Source records:
_ _ _
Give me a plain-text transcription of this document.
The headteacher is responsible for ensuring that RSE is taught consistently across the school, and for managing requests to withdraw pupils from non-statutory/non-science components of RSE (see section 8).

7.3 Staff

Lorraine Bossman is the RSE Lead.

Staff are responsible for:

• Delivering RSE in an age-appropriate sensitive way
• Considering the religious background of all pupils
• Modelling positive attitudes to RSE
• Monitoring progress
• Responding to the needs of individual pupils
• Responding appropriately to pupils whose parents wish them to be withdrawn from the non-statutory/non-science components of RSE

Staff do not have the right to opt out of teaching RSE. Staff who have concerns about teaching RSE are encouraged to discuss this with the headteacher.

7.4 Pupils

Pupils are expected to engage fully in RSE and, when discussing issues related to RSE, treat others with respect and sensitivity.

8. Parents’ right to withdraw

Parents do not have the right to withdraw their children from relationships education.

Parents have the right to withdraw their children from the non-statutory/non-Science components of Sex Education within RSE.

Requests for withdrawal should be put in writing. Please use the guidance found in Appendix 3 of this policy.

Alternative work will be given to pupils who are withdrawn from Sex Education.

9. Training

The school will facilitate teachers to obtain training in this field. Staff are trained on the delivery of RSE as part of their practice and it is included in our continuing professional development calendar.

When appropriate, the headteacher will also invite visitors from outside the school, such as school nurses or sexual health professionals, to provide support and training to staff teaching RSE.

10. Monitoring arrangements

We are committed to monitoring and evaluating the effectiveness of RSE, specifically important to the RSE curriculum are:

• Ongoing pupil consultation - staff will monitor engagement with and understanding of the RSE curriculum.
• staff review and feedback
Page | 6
_ _ _
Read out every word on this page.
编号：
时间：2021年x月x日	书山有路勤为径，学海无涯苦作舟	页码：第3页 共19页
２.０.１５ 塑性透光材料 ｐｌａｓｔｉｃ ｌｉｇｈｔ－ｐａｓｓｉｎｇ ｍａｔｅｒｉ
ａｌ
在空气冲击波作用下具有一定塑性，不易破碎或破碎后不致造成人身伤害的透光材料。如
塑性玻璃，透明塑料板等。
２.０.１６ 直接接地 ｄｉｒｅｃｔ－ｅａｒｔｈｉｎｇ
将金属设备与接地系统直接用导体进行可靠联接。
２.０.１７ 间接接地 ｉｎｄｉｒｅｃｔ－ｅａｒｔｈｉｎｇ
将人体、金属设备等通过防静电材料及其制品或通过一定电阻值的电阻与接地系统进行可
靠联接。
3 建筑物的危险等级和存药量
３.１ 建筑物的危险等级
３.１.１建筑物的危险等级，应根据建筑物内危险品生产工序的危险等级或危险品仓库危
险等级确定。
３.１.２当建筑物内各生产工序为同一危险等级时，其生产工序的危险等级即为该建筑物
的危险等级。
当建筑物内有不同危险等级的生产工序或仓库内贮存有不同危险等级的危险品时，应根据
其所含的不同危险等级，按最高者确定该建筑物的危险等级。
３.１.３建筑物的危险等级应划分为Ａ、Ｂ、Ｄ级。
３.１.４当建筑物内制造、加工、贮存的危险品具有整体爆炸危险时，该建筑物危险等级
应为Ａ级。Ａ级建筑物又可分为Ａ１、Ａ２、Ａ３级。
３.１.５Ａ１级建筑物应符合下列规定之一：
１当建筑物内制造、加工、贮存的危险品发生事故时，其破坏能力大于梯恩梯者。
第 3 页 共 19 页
_ _ _
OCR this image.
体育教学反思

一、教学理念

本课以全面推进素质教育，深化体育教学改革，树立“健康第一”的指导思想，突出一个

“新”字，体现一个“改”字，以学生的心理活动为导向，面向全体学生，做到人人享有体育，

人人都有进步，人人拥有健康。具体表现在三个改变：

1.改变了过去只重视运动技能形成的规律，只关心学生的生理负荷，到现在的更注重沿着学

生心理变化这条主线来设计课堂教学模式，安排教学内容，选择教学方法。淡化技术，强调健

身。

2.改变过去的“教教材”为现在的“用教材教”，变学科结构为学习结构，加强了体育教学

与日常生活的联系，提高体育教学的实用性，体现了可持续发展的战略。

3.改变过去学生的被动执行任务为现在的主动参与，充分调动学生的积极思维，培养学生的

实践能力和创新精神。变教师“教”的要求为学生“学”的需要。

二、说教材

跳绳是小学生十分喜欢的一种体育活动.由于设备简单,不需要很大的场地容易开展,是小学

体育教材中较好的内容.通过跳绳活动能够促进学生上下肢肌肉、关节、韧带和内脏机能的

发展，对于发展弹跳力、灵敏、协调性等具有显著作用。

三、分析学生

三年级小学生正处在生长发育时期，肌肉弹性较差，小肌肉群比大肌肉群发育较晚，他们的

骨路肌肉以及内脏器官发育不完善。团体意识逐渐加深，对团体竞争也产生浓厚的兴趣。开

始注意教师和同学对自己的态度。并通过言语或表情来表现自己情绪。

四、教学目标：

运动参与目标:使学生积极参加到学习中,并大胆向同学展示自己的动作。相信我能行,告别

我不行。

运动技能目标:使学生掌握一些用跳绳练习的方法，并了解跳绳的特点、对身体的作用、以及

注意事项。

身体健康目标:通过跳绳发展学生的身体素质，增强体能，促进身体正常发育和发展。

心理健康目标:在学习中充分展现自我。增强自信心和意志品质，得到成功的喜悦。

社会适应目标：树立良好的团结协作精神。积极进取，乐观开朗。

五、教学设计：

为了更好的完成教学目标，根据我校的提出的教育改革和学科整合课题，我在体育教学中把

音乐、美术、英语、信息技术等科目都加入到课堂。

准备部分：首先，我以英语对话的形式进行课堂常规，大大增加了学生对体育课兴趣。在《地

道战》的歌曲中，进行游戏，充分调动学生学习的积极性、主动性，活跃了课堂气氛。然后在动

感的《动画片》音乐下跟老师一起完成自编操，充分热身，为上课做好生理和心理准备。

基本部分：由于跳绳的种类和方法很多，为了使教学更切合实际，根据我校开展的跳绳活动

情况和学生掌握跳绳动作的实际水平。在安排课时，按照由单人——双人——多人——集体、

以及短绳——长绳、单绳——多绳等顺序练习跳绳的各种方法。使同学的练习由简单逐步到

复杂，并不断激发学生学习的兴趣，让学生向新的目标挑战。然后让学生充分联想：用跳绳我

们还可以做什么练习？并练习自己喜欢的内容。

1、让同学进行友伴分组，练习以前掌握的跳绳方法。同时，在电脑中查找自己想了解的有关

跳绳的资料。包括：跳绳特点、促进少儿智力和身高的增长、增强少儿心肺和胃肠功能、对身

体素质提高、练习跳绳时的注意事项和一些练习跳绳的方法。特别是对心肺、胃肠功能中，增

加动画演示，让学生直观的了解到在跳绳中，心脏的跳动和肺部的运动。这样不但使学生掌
_ _ _
**WORK TO COMPLETE**
Report how many lines contain "school". Give nothing but the number.

**FINISHED TASK**
3